## Task details
Rewrite all of the records below with every "Bn" changed to "Billion", keeping everything else the same.

## Items
^^^^

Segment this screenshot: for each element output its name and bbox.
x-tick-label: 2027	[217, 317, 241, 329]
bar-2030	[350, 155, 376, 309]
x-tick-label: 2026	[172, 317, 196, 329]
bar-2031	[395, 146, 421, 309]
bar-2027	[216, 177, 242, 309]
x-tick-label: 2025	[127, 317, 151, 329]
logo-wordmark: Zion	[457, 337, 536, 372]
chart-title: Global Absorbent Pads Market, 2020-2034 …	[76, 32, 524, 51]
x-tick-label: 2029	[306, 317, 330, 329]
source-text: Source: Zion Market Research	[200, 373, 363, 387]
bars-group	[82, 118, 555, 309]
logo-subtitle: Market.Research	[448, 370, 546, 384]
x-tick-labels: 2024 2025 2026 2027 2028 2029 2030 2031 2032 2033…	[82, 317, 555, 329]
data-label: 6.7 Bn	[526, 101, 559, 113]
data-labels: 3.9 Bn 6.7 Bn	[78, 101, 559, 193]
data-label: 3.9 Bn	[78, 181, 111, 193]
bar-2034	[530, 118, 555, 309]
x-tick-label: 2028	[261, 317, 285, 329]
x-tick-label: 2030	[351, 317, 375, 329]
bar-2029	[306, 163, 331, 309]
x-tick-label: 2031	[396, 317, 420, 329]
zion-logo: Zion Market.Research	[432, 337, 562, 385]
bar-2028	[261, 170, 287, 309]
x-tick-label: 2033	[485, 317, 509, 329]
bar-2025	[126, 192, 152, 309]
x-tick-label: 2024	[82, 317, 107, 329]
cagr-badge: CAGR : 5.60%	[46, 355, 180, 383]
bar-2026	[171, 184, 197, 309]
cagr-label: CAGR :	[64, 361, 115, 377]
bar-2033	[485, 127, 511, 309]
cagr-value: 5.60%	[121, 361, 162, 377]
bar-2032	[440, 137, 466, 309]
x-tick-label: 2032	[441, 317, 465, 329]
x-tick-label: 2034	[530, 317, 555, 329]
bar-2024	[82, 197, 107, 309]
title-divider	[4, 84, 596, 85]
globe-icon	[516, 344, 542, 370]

^^^^

## Response
Segment this screenshot: for each element output its name and bbox.
x-tick-label: 2027	[217, 317, 241, 329]
bar-2030	[350, 155, 376, 309]
x-tick-label: 2026	[172, 317, 196, 329]
bar-2031	[395, 146, 421, 309]
bar-2027	[216, 177, 242, 309]
x-tick-label: 2025	[127, 317, 151, 329]
logo-wordmark: Zion	[457, 337, 536, 372]
chart-title: Global Absorbent Pads Market, 2020-2034 …	[76, 32, 524, 51]
x-tick-label: 2029	[306, 317, 330, 329]
source-text: Source: Zion Market Research	[200, 373, 363, 387]
bars-group	[82, 118, 555, 309]
logo-subtitle: Market.Research	[448, 370, 546, 384]
x-tick-labels: 2024 2025 2026 2027 2028 2029 2030 2031 2032 2033…	[82, 317, 555, 329]
data-label: 6.7 Billion	[526, 101, 559, 113]
data-labels: 3.9 Billion 6.7 Billion	[78, 101, 559, 193]
data-label: 3.9 Billion	[78, 181, 111, 193]
bar-2034	[530, 118, 555, 309]
x-tick-label: 2028	[261, 317, 285, 329]
x-tick-label: 2030	[351, 317, 375, 329]
bar-2029	[306, 163, 331, 309]
x-tick-label: 2031	[396, 317, 420, 329]
zion-logo: Zion Market.Research	[432, 337, 562, 385]
bar-2028	[261, 170, 287, 309]
x-tick-label: 2033	[485, 317, 509, 329]
bar-2025	[126, 192, 152, 309]
x-tick-label: 2024	[82, 317, 107, 329]
cagr-badge: CAGR : 5.60%	[46, 355, 180, 383]
bar-2026	[171, 184, 197, 309]
cagr-label: CAGR :	[64, 361, 115, 377]
bar-2033	[485, 127, 511, 309]
cagr-value: 5.60%	[121, 361, 162, 377]
bar-2032	[440, 137, 466, 309]
x-tick-label: 2032	[441, 317, 465, 329]
x-tick-label: 2034	[530, 317, 555, 329]
bar-2024	[82, 197, 107, 309]
title-divider	[4, 84, 596, 85]
globe-icon	[516, 344, 542, 370]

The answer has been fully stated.